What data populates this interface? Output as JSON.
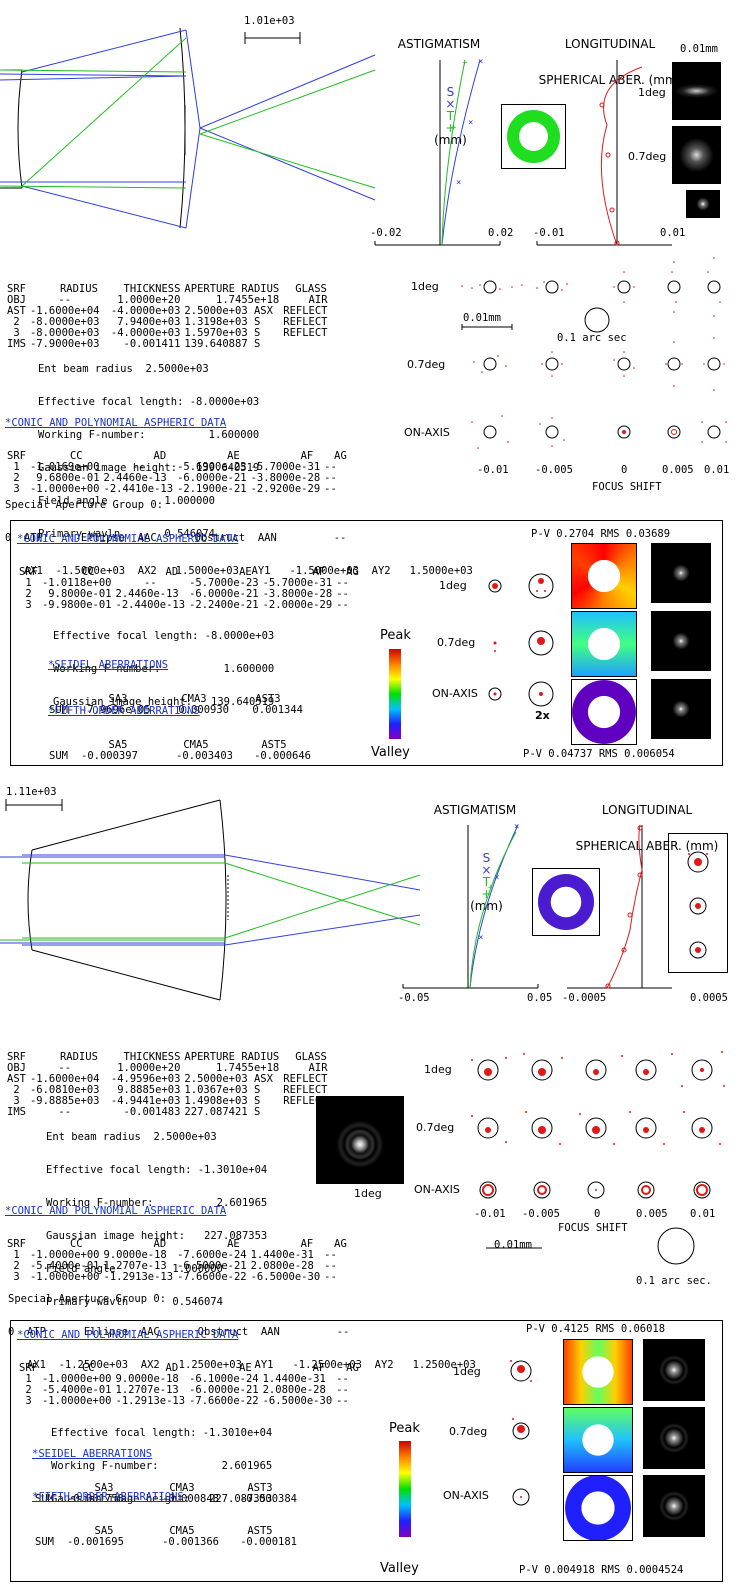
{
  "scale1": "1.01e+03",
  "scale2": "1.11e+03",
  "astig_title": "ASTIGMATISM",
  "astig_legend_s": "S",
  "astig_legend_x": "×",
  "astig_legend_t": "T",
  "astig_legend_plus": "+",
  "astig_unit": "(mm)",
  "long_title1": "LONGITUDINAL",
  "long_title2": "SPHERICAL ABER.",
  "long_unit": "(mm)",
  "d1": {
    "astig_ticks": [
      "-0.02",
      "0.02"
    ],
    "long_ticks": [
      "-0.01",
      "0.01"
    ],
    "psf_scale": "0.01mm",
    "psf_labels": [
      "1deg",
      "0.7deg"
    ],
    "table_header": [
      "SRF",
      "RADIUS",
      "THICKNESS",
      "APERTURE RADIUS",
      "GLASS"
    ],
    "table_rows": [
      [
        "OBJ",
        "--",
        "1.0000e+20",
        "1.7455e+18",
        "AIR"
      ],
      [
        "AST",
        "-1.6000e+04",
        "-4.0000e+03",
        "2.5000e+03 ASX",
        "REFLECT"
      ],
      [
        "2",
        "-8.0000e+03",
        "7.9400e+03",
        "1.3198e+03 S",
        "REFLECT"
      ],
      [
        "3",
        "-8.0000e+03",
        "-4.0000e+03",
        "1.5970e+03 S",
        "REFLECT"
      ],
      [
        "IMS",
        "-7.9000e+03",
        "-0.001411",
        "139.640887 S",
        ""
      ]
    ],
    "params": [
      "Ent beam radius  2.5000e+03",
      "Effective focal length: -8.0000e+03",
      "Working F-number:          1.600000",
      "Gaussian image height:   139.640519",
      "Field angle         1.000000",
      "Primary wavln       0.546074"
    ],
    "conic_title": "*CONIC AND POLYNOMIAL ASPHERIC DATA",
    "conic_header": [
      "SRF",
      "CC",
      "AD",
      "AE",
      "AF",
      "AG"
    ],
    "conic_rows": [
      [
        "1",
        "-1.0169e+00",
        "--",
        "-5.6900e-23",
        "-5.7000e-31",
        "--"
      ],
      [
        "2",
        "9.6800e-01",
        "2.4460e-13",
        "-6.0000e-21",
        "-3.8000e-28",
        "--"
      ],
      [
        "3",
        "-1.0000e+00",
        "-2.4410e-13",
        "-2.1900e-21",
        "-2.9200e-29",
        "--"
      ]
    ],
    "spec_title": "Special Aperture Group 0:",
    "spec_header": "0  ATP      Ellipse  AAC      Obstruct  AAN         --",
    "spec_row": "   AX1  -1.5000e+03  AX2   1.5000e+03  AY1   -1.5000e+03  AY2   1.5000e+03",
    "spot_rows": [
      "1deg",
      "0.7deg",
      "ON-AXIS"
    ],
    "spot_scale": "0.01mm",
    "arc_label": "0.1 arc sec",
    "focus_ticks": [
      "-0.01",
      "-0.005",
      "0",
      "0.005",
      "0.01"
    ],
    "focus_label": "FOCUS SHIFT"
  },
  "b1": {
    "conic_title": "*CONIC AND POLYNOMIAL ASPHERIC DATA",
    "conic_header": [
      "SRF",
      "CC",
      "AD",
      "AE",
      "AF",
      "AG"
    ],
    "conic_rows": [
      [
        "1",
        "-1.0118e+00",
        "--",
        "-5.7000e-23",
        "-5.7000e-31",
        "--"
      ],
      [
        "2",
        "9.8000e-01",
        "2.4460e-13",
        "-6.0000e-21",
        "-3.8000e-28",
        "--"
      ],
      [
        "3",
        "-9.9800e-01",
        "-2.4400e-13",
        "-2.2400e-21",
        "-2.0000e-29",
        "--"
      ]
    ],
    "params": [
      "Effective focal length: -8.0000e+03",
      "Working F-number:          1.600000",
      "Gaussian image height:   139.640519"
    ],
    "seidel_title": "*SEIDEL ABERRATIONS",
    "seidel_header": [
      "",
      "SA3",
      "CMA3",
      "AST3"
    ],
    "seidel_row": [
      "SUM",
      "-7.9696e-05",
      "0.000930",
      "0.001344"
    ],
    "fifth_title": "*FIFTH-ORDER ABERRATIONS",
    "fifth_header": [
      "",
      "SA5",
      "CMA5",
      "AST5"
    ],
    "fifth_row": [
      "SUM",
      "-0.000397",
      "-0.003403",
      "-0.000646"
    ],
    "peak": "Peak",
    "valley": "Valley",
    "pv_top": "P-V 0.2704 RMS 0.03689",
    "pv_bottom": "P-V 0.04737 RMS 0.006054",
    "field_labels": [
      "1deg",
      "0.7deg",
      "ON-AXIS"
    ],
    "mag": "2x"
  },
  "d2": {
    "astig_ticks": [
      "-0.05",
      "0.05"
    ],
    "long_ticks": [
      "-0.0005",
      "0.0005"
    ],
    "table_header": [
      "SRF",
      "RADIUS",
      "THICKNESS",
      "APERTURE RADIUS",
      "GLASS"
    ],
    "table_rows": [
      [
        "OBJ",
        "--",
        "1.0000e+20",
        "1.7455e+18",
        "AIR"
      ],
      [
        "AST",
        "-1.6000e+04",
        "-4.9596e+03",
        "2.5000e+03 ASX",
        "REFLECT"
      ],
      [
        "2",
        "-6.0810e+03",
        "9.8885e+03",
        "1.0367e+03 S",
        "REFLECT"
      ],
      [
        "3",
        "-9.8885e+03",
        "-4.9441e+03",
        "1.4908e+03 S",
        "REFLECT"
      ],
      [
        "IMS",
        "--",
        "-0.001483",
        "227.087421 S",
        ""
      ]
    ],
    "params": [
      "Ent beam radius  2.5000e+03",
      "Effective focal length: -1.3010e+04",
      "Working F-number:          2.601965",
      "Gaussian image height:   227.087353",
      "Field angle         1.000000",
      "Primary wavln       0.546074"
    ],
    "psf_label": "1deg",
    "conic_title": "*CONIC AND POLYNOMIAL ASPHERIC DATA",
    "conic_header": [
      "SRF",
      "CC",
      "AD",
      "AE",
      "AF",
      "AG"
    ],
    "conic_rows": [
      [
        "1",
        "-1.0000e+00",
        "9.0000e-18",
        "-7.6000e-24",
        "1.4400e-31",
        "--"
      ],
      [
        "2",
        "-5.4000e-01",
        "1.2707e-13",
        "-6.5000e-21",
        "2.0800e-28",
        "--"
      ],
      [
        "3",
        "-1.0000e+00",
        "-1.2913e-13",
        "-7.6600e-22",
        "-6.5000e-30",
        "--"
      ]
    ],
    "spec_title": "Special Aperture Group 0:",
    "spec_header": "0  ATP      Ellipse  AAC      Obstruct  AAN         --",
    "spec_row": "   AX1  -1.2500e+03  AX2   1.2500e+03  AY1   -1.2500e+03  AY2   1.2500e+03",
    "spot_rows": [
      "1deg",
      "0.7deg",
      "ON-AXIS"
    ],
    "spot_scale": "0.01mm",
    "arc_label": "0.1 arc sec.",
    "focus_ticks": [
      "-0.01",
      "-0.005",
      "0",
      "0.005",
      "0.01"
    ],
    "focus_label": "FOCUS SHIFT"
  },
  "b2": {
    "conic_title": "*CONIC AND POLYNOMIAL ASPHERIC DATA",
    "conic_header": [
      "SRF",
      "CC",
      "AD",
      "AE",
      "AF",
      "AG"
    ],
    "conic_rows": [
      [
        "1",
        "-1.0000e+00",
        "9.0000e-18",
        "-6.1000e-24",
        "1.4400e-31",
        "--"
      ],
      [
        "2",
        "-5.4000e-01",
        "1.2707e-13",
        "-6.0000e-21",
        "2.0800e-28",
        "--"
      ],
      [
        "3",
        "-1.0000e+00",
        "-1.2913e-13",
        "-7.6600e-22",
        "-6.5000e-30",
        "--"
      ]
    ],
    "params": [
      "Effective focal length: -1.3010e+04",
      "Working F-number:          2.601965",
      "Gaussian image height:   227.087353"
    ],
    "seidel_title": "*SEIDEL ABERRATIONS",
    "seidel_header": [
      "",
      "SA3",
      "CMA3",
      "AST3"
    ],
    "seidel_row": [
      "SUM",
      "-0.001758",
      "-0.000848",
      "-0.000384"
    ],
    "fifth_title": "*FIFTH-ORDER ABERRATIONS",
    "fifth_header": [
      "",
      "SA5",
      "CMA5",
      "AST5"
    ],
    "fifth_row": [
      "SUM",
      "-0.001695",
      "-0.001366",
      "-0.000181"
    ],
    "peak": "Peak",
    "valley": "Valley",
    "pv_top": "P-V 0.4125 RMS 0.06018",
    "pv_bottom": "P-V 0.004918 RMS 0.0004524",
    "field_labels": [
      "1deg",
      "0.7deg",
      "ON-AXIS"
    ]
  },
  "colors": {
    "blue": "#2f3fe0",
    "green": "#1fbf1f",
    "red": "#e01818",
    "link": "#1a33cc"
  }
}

### What to work on:
Count the lines that hold the string "image" and state that number alone.

### Full solution:
4